━━ MATERIAL FOR THIS TASK

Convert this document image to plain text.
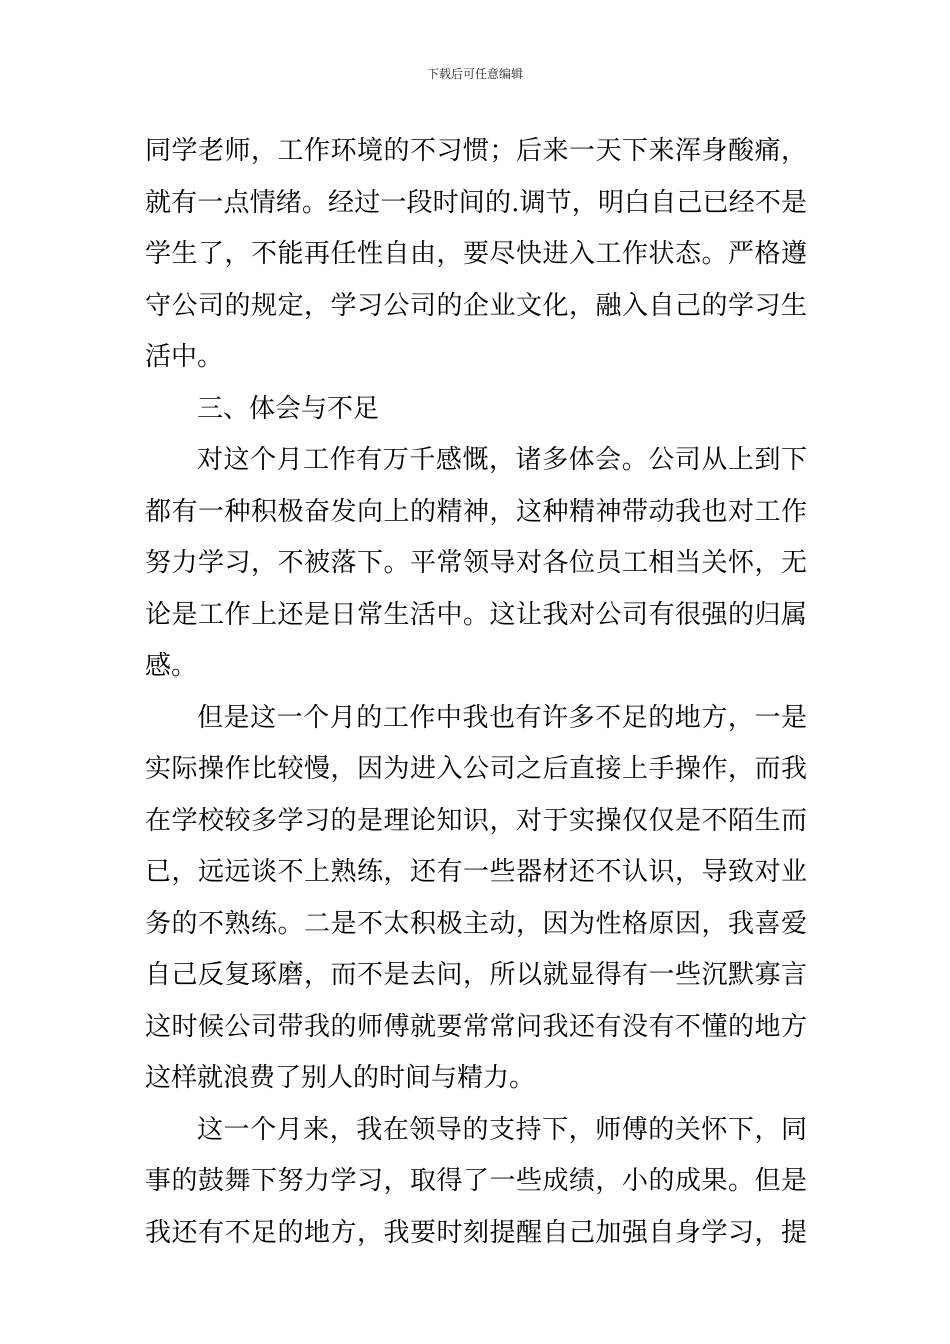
下载后可任意编辑
同学老师，工作环境的不习惯；后来一天下来浑身酸痛，
就有一点情绪。经过一段时间的.调节，明白自己已经不是
学生了，不能再任性自由，要尽快进入工作状态。严格遵
守公司的规定，学习公司的企业文化，融入自己的学习生
活中。
三、体会与不足
对这个月工作有万千感慨，诸多体会。公司从上到下
都有一种积极奋发向上的精神，这种精神带动我也对工作
努力学习，不被落下。平常领导对各位员工相当关怀，无
论是工作上还是日常生活中。这让我对公司有很强的归属
感。
但是这一个月的工作中我也有许多不足的地方，一是
实际操作比较慢，因为进入公司之后直接上手操作，而我
在学校较多学习的是理论知识，对于实操仅仅是不陌生而
已，远远谈不上熟练，还有一些器材还不认识，导致对业
务的不熟练。二是不太积极主动，因为性格原因，我喜爱
自己反复琢磨，而不是去问，所以就显得有一些沉默寡言
这时候公司带我的师傅就要常常问我还有没有不懂的地方
这样就浪费了别人的时间与精力。
这一个月来，我在领导的支持下，师傅的关怀下，同
事的鼓舞下努力学习，取得了一些成绩，小的成果。但是
我还有不足的地方，我要时刻提醒自己加强自身学习，提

━━━━

TASK DIRECTIONS: Without the pictures, retype the whole of the material above exactly.

RESULT FOR THIS TASK:
Convert this document image to plain text.
下载后可任意编辑
同学老师，工作环境的不习惯；后来一天下来浑身酸痛，
就有一点情绪。经过一段时间的.调节，明白自己已经不是
学生了，不能再任性自由，要尽快进入工作状态。严格遵
守公司的规定，学习公司的企业文化，融入自己的学习生
活中。
三、体会与不足
对这个月工作有万千感慨，诸多体会。公司从上到下
都有一种积极奋发向上的精神，这种精神带动我也对工作
努力学习，不被落下。平常领导对各位员工相当关怀，无
论是工作上还是日常生活中。这让我对公司有很强的归属
感。
但是这一个月的工作中我也有许多不足的地方，一是
实际操作比较慢，因为进入公司之后直接上手操作，而我
在学校较多学习的是理论知识，对于实操仅仅是不陌生而
已，远远谈不上熟练，还有一些器材还不认识，导致对业
务的不熟练。二是不太积极主动，因为性格原因，我喜爱
自己反复琢磨，而不是去问，所以就显得有一些沉默寡言
这时候公司带我的师傅就要常常问我还有没有不懂的地方
这样就浪费了别人的时间与精力。
这一个月来，我在领导的支持下，师傅的关怀下，同
事的鼓舞下努力学习，取得了一些成绩，小的成果。但是
我还有不足的地方，我要时刻提醒自己加强自身学习，提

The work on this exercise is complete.